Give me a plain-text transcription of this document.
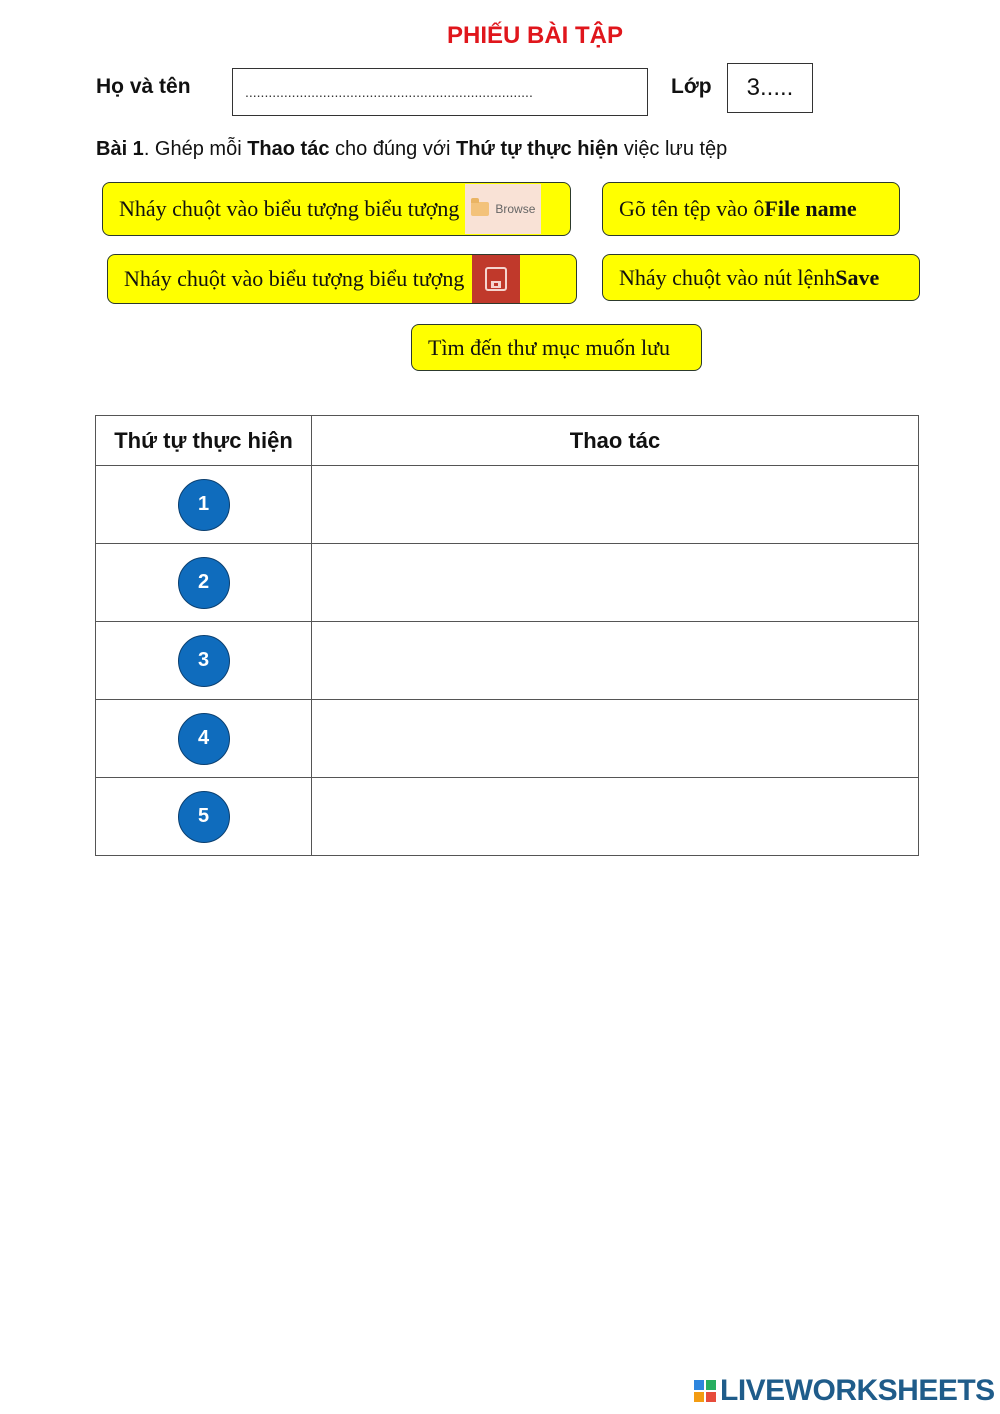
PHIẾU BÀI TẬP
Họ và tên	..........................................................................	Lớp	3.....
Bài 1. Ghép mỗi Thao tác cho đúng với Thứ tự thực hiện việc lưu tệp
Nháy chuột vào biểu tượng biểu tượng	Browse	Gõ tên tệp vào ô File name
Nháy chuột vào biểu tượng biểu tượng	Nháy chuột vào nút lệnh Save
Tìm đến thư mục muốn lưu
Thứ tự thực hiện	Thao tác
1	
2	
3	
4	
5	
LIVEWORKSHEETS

◇ ◇ ◇

▸ **Short task**: Except for the pictures, reproduce every line exactly.

▸ **Solution for this task**:
Give me a plain-text transcription of this document.
PHIẾU BÀI TẬP
Họ và tên	..........................................................................	Lớp	3.....
Bài 1. Ghép mỗi Thao tác cho đúng với Thứ tự thực hiện việc lưu tệp
Nháy chuột vào biểu tượng biểu tượng	Browse	Gõ tên tệp vào ô File name
Nháy chuột vào biểu tượng biểu tượng	Nháy chuột vào nút lệnh Save
Tìm đến thư mục muốn lưu
Thứ tự thực hiện	Thao tác
1	
2	
3	
4	
5	
LIVEWORKSHEETS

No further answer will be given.